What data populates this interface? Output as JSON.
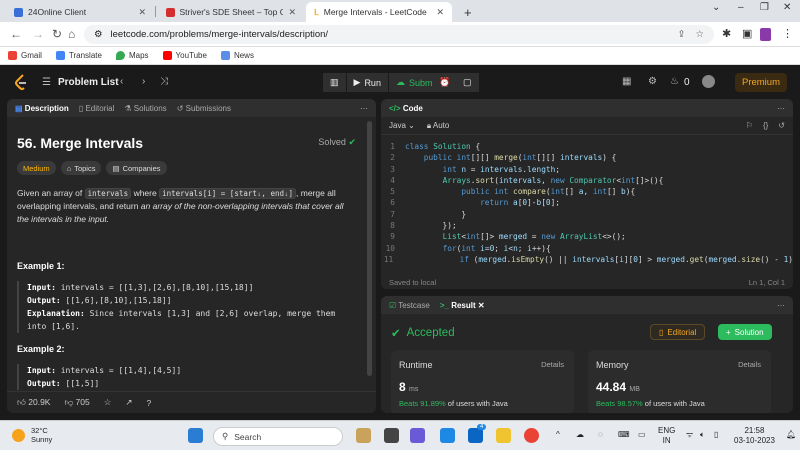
{
  "browser": {
    "tabs": [
      {
        "title": "24Online Client",
        "active": false
      },
      {
        "title": "Striver's SDE Sheet – Top Coding",
        "active": false
      },
      {
        "title": "Merge Intervals - LeetCode",
        "active": true
      }
    ],
    "new_tab": "+",
    "window_controls": [
      "⌄",
      "–",
      "❐",
      "✕"
    ],
    "url": "leetcode.com/problems/merge-intervals/description/",
    "bookmarks": [
      "Gmail",
      "Translate",
      "Maps",
      "YouTube",
      "News"
    ]
  },
  "lc_nav": {
    "problem_list": "Problem List",
    "run": "Run",
    "submit": "Submit",
    "streak": "0",
    "premium": "Premium"
  },
  "desc_panel": {
    "tabs": [
      "Description",
      "Editorial",
      "Solutions",
      "Submissions"
    ],
    "title": "56. Merge Intervals",
    "solved": "Solved",
    "difficulty": "Medium",
    "chip_topics": "Topics",
    "chip_companies": "Companies",
    "para": {
      "p1": "Given an array of ",
      "c1": "intervals",
      "p2": " where ",
      "c2": "intervals[i] = [startᵢ, endᵢ]",
      "p3": ", merge all overlapping intervals, and return ",
      "p4": "an array of the non-overlapping intervals that cover all the intervals in the input."
    },
    "example1": {
      "title": "Example 1:",
      "input_label": "Input:",
      "input": " intervals = [[1,3],[2,6],[8,10],[15,18]]",
      "output_label": "Output:",
      "output": " [[1,6],[8,10],[15,18]]",
      "expl_label": "Explanation:",
      "expl": " Since intervals [1,3] and [2,6] overlap, merge them into [1,6]."
    },
    "example2": {
      "title": "Example 2:",
      "input_label": "Input:",
      "input": " intervals = [[1,4],[4,5]]",
      "output_label": "Output:",
      "output": " [[1,5]]"
    },
    "likes": "20.9K",
    "dislikes": "705"
  },
  "code_panel": {
    "title": "Code",
    "language": "Java",
    "auto": "Auto",
    "status": "Saved to local",
    "cursor": "Ln 1, Col 1",
    "lines": [
      "class Solution {",
      "    public int[][] merge(int[][] intervals) {",
      "        int n = intervals.length;",
      "        Arrays.sort(intervals, new Comparator<int[]>(){",
      "            public int compare(int[] a, int[] b){",
      "                return a[0]-b[0];",
      "            }",
      "        });",
      "        List<int[]> merged = new ArrayList<>();",
      "        for(int i=0; i<n; i++){",
      "            if (merged.isEmpty() || intervals[i][0] > merged.get(merged.size() - 1)"
    ]
  },
  "result_panel": {
    "tab_testcase": "Testcase",
    "tab_result": "Result",
    "status": "Accepted",
    "editorial": "Editorial",
    "solution": "Solution",
    "runtime": {
      "label": "Runtime",
      "details": "Details",
      "value": "8",
      "unit": "ms",
      "beats": "Beats 91.89%",
      "suffix": " of users with Java"
    },
    "memory": {
      "label": "Memory",
      "details": "Details",
      "value": "44.84",
      "unit": "MB",
      "beats": "Beats 98.57%",
      "suffix": " of users with Java"
    }
  },
  "taskbar": {
    "temp": "32°C",
    "weather": "Sunny",
    "search": "Search",
    "lang1": "ENG",
    "lang2": "IN",
    "time": "21:58",
    "date": "03-10-2023",
    "badge": "4"
  },
  "colors": {
    "accent_green": "#2cbb5d",
    "premium_orange": "#f5a623",
    "medium_yellow": "#ffb800"
  }
}
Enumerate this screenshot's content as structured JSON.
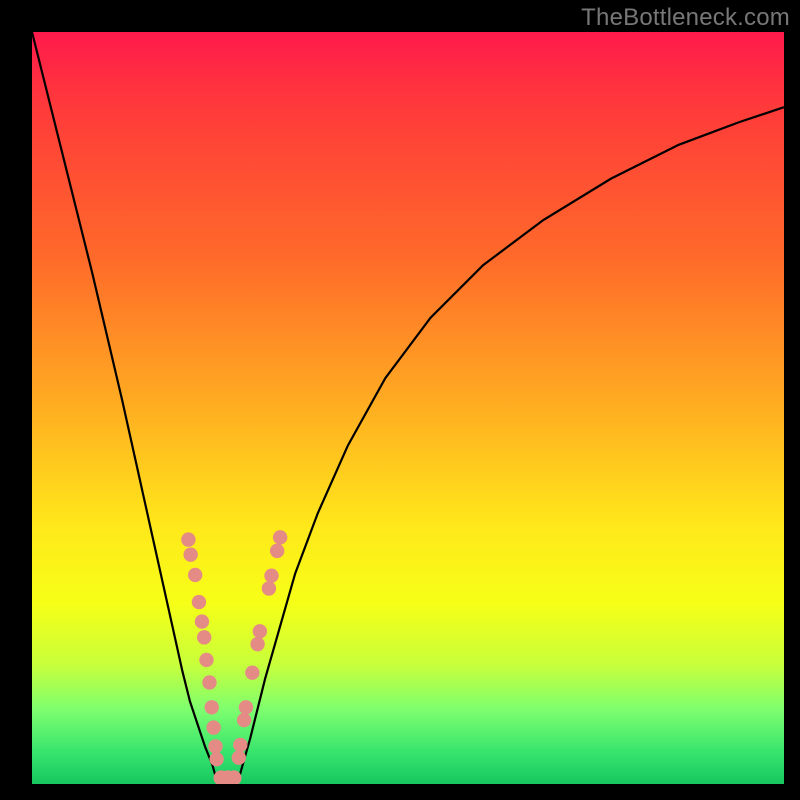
{
  "watermark": "TheBottleneck.com",
  "colors": {
    "dot": "#e58b86",
    "curve": "#000000",
    "frame": "#000000"
  },
  "chart_data": {
    "type": "line",
    "title": "",
    "xlabel": "",
    "ylabel": "",
    "xlim": [
      0,
      100
    ],
    "ylim": [
      0,
      100
    ],
    "series": [
      {
        "name": "left-branch",
        "x": [
          0,
          2,
          4,
          6,
          8,
          10,
          12,
          14,
          16,
          18,
          20,
          21,
          22,
          23,
          24,
          24.7
        ],
        "y": [
          100,
          92,
          84,
          76,
          68,
          59.5,
          51,
          42,
          33,
          24,
          15,
          11,
          8,
          5,
          2.5,
          0
        ]
      },
      {
        "name": "right-branch",
        "x": [
          27.3,
          28,
          29,
          30,
          31,
          33,
          35,
          38,
          42,
          47,
          53,
          60,
          68,
          77,
          86,
          94,
          100
        ],
        "y": [
          0,
          2.5,
          6,
          10,
          14,
          21,
          28,
          36,
          45,
          54,
          62,
          69,
          75,
          80.5,
          85,
          88,
          90
        ]
      }
    ],
    "flat_segment": {
      "x0": 24.7,
      "x1": 27.3,
      "y": 0
    },
    "markers_left": [
      {
        "x": 20.8,
        "y": 32.5
      },
      {
        "x": 21.1,
        "y": 30.5
      },
      {
        "x": 21.7,
        "y": 27.8
      },
      {
        "x": 22.2,
        "y": 24.2
      },
      {
        "x": 22.6,
        "y": 21.6
      },
      {
        "x": 22.9,
        "y": 19.5
      },
      {
        "x": 23.2,
        "y": 16.5
      },
      {
        "x": 23.6,
        "y": 13.5
      },
      {
        "x": 23.9,
        "y": 10.2
      },
      {
        "x": 24.15,
        "y": 7.5
      },
      {
        "x": 24.4,
        "y": 5.0
      },
      {
        "x": 24.55,
        "y": 3.3
      }
    ],
    "markers_right": [
      {
        "x": 27.5,
        "y": 3.5
      },
      {
        "x": 27.7,
        "y": 5.2
      },
      {
        "x": 28.2,
        "y": 8.5
      },
      {
        "x": 28.45,
        "y": 10.2
      },
      {
        "x": 29.3,
        "y": 14.8
      },
      {
        "x": 30.0,
        "y": 18.6
      },
      {
        "x": 30.3,
        "y": 20.3
      },
      {
        "x": 31.5,
        "y": 26.0
      },
      {
        "x": 31.85,
        "y": 27.7
      },
      {
        "x": 32.6,
        "y": 31.0
      },
      {
        "x": 33.0,
        "y": 32.8
      }
    ],
    "bottom_pill": [
      {
        "x": 25.15,
        "y": 0.8
      },
      {
        "x": 26.0,
        "y": 0.8
      },
      {
        "x": 26.85,
        "y": 0.8
      }
    ]
  }
}
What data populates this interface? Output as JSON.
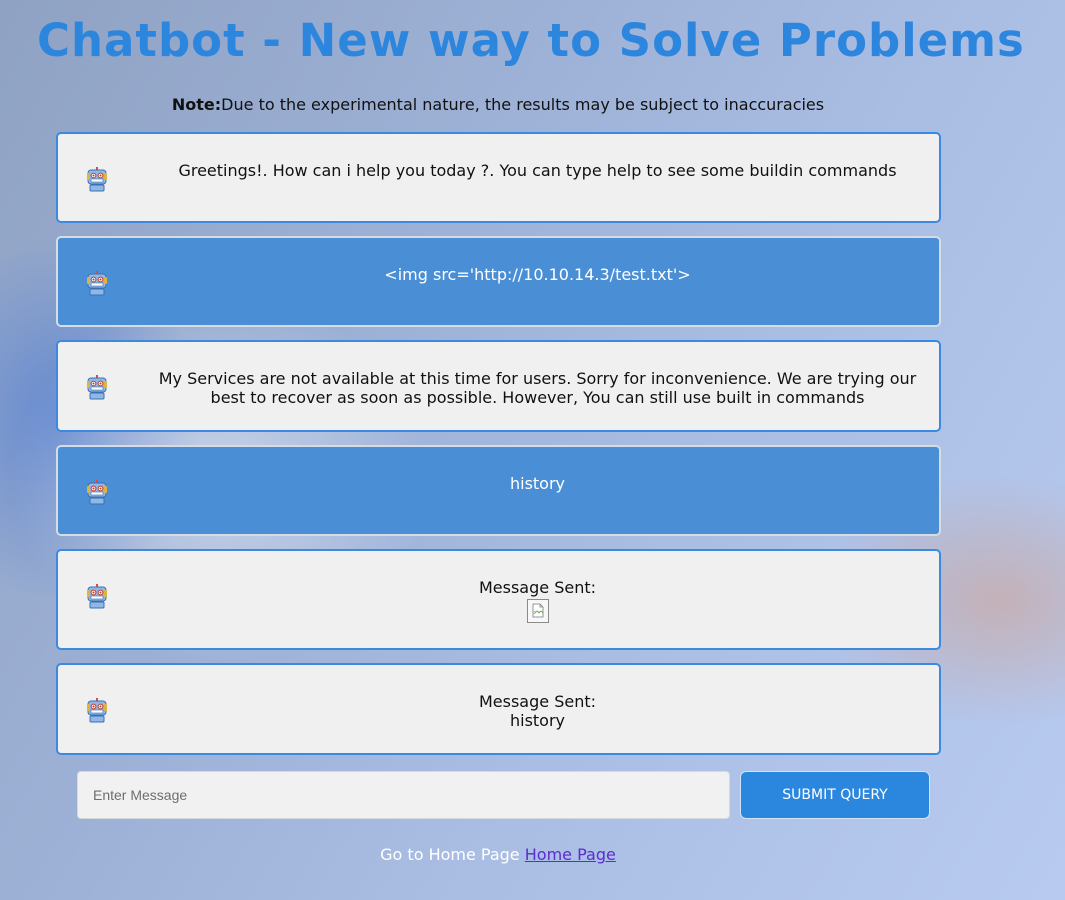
{
  "header": {
    "title": "Chatbot - New way to Solve Problems"
  },
  "note": {
    "label": "Note:",
    "text": "Due to the experimental nature, the results may be subject to inaccuracies"
  },
  "messages": [
    {
      "type": "bot",
      "avatar": "robot-icon",
      "text": "Greetings!. How can i help you today ?. You can type help to see some buildin commands"
    },
    {
      "type": "user",
      "avatar": "robot-icon",
      "text": "<img src='http://10.10.14.3/test.txt'>"
    },
    {
      "type": "bot",
      "avatar": "robot-icon",
      "text": "My Services are not available at this time for users. Sorry for inconvenience. We are trying our best to recover as soon as possible. However, You can still use built in commands"
    },
    {
      "type": "user",
      "avatar": "robot-icon",
      "text": "history"
    },
    {
      "type": "bot",
      "avatar": "robot-icon",
      "text": "Message Sent:",
      "attachment": "broken-image-icon"
    },
    {
      "type": "bot",
      "avatar": "robot-icon",
      "text": "Message Sent:",
      "text2": "history"
    }
  ],
  "input": {
    "placeholder": "Enter Message",
    "value": ""
  },
  "submit": {
    "label": "Submit Query"
  },
  "footer": {
    "text": "Go to Home Page",
    "link_label": "Home Page"
  },
  "colors": {
    "title": "#2c86de",
    "bot_bubble": "#f0f0f0",
    "user_bubble": "#4a8fd6",
    "bubble_border": "#3c8ae0",
    "button": "#2b86de",
    "link": "#5b2ccf"
  }
}
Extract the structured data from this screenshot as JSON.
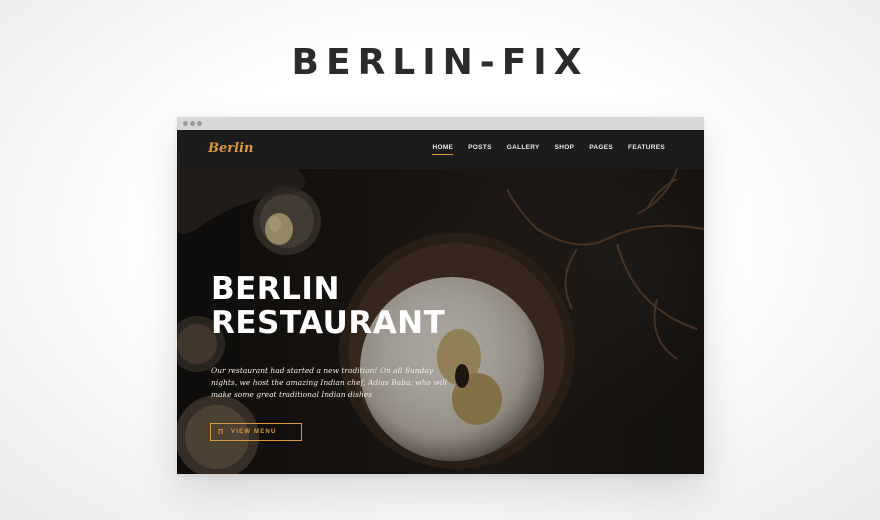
{
  "page": {
    "brand_title": "BERLIN-FIX"
  },
  "site": {
    "logo": "Berlin",
    "menu": [
      {
        "label": "HOME",
        "active": true
      },
      {
        "label": "POSTS",
        "active": false
      },
      {
        "label": "GALLERY",
        "active": false
      },
      {
        "label": "SHOP",
        "active": false
      },
      {
        "label": "PAGES",
        "active": false
      },
      {
        "label": "FEATURES",
        "active": false
      }
    ]
  },
  "hero": {
    "title_line1": "BERLIN",
    "title_line2": "RESTAURANT",
    "description": "Our restaurant had started a new tradition! On all Sunday nights, we host the amazing Indian chef, Adias Baba, who will make some great traditional Indian dishes",
    "cta_icon": "menu-book-icon",
    "cta_label": "VIEW MENU"
  },
  "colors": {
    "accent": "#d89a3a",
    "nav_bg": "#1c1c1c",
    "brand_title": "#2b2b2b"
  }
}
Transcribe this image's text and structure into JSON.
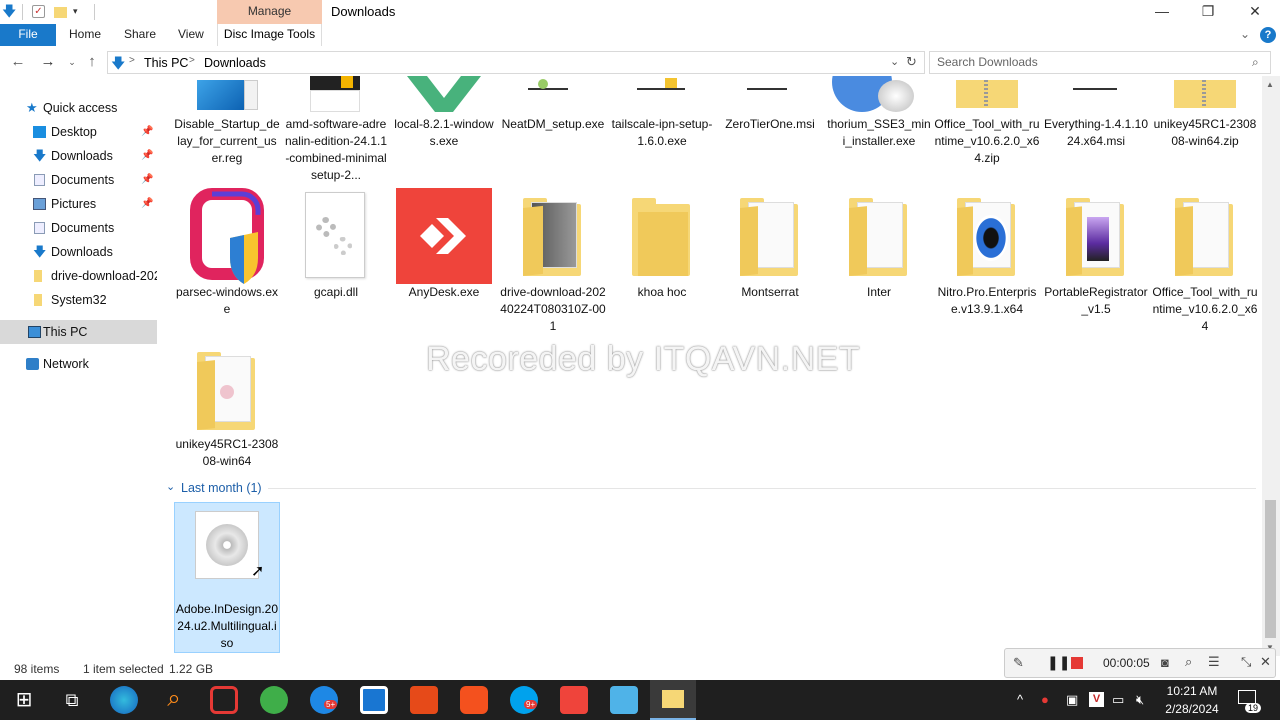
{
  "window": {
    "title": "Downloads",
    "manage_tab": "Manage",
    "minimize": "—",
    "restore": "❐",
    "close": "✕"
  },
  "ribbon": {
    "file": "File",
    "home": "Home",
    "share": "Share",
    "view": "View",
    "disc_image_tools": "Disc Image Tools",
    "help": "?"
  },
  "address": {
    "crumbs": [
      "This PC",
      "Downloads"
    ],
    "separator": ">",
    "search_placeholder": "Search Downloads"
  },
  "sidebar": {
    "items": [
      {
        "label": "Quick access",
        "icon": "star-icon",
        "pinned": false
      },
      {
        "label": "Desktop",
        "icon": "desktop-icon",
        "pinned": true
      },
      {
        "label": "Downloads",
        "icon": "download-arrow-icon",
        "pinned": true
      },
      {
        "label": "Documents",
        "icon": "documents-icon",
        "pinned": true
      },
      {
        "label": "Pictures",
        "icon": "pictures-icon",
        "pinned": true
      },
      {
        "label": "Documents",
        "icon": "documents-icon",
        "pinned": false
      },
      {
        "label": "Downloads",
        "icon": "download-arrow-icon",
        "pinned": false
      },
      {
        "label": "drive-download-202",
        "icon": "folder-icon",
        "pinned": false
      },
      {
        "label": "System32",
        "icon": "folder-icon",
        "pinned": false
      },
      {
        "label": "This PC",
        "icon": "computer-icon",
        "pinned": false
      },
      {
        "label": "Network",
        "icon": "network-icon",
        "pinned": false
      }
    ]
  },
  "files_row1": [
    "Disable_Startup_delay_for_current_user.reg",
    "amd-software-adrenalin-edition-24.1.1-combined-minimalsetup-2...",
    "local-8.2.1-windows.exe",
    "NeatDM_setup.exe",
    "tailscale-ipn-setup-1.6.0.exe",
    "ZeroTierOne.msi",
    "thorium_SSE3_mini_installer.exe",
    "Office_Tool_with_runtime_v10.6.2.0_x64.zip",
    "Everything-1.4.1.1024.x64.msi",
    "unikey45RC1-230808-win64.zip"
  ],
  "files_row2": [
    "parsec-windows.exe",
    "gcapi.dll",
    "AnyDesk.exe",
    "drive-download-20240224T080310Z-001",
    "khoa hoc",
    "Montserrat",
    "Inter",
    "Nitro.Pro.Enterprise.v13.9.1.x64",
    "PortableRegistrator_v1.5",
    "Office_Tool_with_runtime_v10.6.2.0_x64"
  ],
  "files_row3": [
    "unikey45RC1-230808-win64"
  ],
  "group": {
    "label": "Last month (1)"
  },
  "selected_file": "Adobe.InDesign.2024.u2.Multilingual.iso",
  "status": {
    "items": "98 items",
    "selected": "1 item selected",
    "size": "1.22 GB"
  },
  "watermark": "Recoreded by ITQAVN.NET",
  "recorder": {
    "time": "00:00:05"
  },
  "taskbar": {
    "time": "10:21 AM",
    "date": "2/28/2024",
    "notifications": "19",
    "badge1": "5+",
    "badge2": "9+"
  },
  "colors": {
    "accent": "#1979ca",
    "selection": "#cce8ff",
    "anydesk": "#ef443b",
    "folder": "#f6d776"
  }
}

-----

From the data above, copy each line that has the string "overlapping".

      "p3": ", merge all overlapping intervals, and return ",
      "p4": "an array of the non-overlapping intervals that cover all the intervals in the input."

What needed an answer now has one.